= WHAT THE TASK ASKS =
Collect all the lines that mention the word "Less".
>>>
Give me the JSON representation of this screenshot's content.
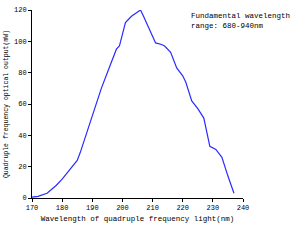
{
  "chart_data": {
    "type": "line",
    "x_label": "Wavelength of quadruple frequency light(nm)",
    "y_label": "Quadruple frequency optical output(mW)",
    "annotation": "Fundamental wavelength\nrange: 680-940nm",
    "x": [
      170,
      172,
      175,
      178,
      180,
      185,
      186,
      190,
      193,
      196,
      198,
      199,
      201,
      203,
      206,
      207,
      209,
      211,
      213,
      214,
      216,
      218,
      220,
      221,
      223,
      225,
      227,
      229,
      231,
      233,
      235,
      237
    ],
    "values": [
      0.5,
      1,
      3,
      8,
      12,
      24,
      29,
      52,
      70,
      85,
      95,
      97,
      112,
      116,
      120,
      116,
      108,
      99,
      98,
      97,
      93,
      83,
      78,
      74,
      62,
      57,
      51,
      33,
      31,
      26,
      14,
      3
    ],
    "color": "#2a2aff",
    "xlim": [
      170,
      240
    ],
    "xticks": [
      170,
      180,
      190,
      200,
      210,
      220,
      230,
      240
    ],
    "ylim": [
      0,
      120
    ],
    "yticks": [
      0,
      20,
      40,
      60,
      80,
      100,
      120
    ],
    "grid": false
  }
}
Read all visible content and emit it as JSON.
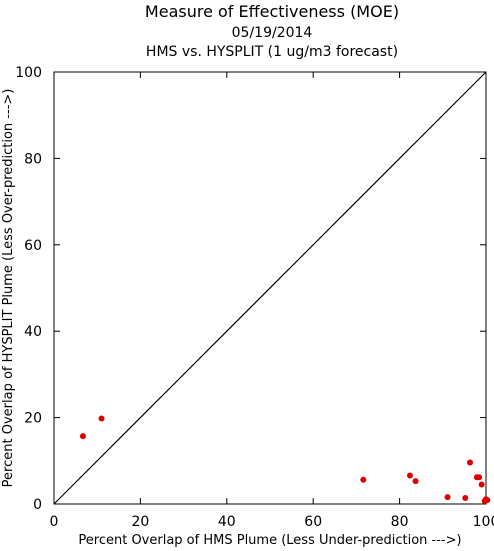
{
  "chart_data": {
    "type": "scatter",
    "title": "Measure of Effectiveness (MOE)",
    "subtitle": "05/19/2014",
    "subtitle2": "HMS vs. HYSPLIT  (1 ug/m3 forecast)",
    "xlabel": "Percent Overlap of HMS Plume (Less Under-prediction --->)",
    "ylabel": "Percent Overlap of HYSPLIT Plume (Less Over-prediction --->)",
    "xlim": [
      0,
      100
    ],
    "ylim": [
      0,
      100
    ],
    "xticks": [
      "0",
      "20",
      "40",
      "60",
      "80",
      "100"
    ],
    "yticks": [
      "0",
      "20",
      "40",
      "60",
      "80",
      "100"
    ],
    "grid": false,
    "reference_line": {
      "from": [
        0,
        0
      ],
      "to": [
        100,
        100
      ]
    },
    "point_color": "#e00000",
    "points": [
      {
        "x": 6.7,
        "y": 15.7
      },
      {
        "x": 11.0,
        "y": 19.8
      },
      {
        "x": 71.6,
        "y": 5.6
      },
      {
        "x": 82.4,
        "y": 6.6
      },
      {
        "x": 83.7,
        "y": 5.3
      },
      {
        "x": 91.1,
        "y": 1.6
      },
      {
        "x": 95.2,
        "y": 1.4
      },
      {
        "x": 96.3,
        "y": 9.6
      },
      {
        "x": 97.9,
        "y": 6.2
      },
      {
        "x": 98.4,
        "y": 6.2
      },
      {
        "x": 99.0,
        "y": 4.5
      },
      {
        "x": 99.7,
        "y": 0.7
      },
      {
        "x": 100.0,
        "y": 1.1
      },
      {
        "x": 100.3,
        "y": 0.9
      }
    ]
  }
}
<<<
= TASK ANSWER =
    "xlabel": "Percent Overlap of HMS Plume (Less Under-prediction --->)",
    "ylabel": "Percent Overlap of HYSPLIT Plume (Less Over-prediction --->)",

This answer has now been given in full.